OBJECTIVE: Return the data exactly, with all pictures removed.

Figure dataset records
====================

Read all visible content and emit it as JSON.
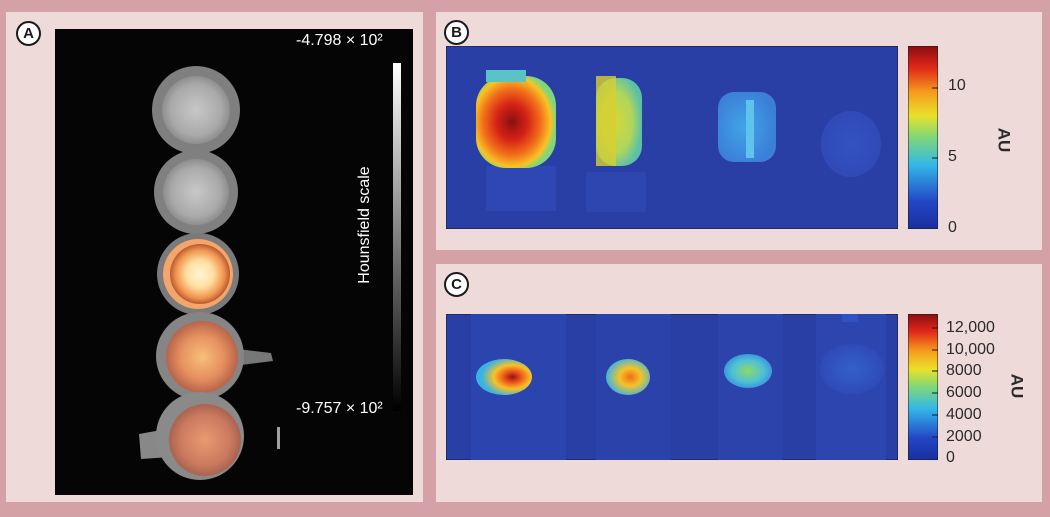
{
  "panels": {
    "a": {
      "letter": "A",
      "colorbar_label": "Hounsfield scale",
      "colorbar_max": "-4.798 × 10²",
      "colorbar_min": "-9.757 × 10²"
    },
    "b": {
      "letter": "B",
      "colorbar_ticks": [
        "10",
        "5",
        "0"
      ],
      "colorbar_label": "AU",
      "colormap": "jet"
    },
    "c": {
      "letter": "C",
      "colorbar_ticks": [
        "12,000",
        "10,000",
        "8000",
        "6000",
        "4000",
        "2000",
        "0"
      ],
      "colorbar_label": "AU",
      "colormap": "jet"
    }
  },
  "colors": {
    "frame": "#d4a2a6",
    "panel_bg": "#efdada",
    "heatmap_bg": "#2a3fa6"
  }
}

====================

ANSWER FOR THIS EXERCISE:
Read all visible content and emit it as JSON.
{
  "panels": {
    "a": {
      "letter": "A",
      "colorbar_label": "Hounsfield scale",
      "colorbar_max": "-4.798 × 10²",
      "colorbar_min": "-9.757 × 10²"
    },
    "b": {
      "letter": "B",
      "colorbar_ticks": [
        "10",
        "5",
        "0"
      ],
      "colorbar_label": "AU",
      "colormap": "jet"
    },
    "c": {
      "letter": "C",
      "colorbar_ticks": [
        "12,000",
        "10,000",
        "8000",
        "6000",
        "4000",
        "2000",
        "0"
      ],
      "colorbar_label": "AU",
      "colormap": "jet"
    }
  },
  "colors": {
    "frame": "#d4a2a6",
    "panel_bg": "#efdada",
    "heatmap_bg": "#2a3fa6"
  }
}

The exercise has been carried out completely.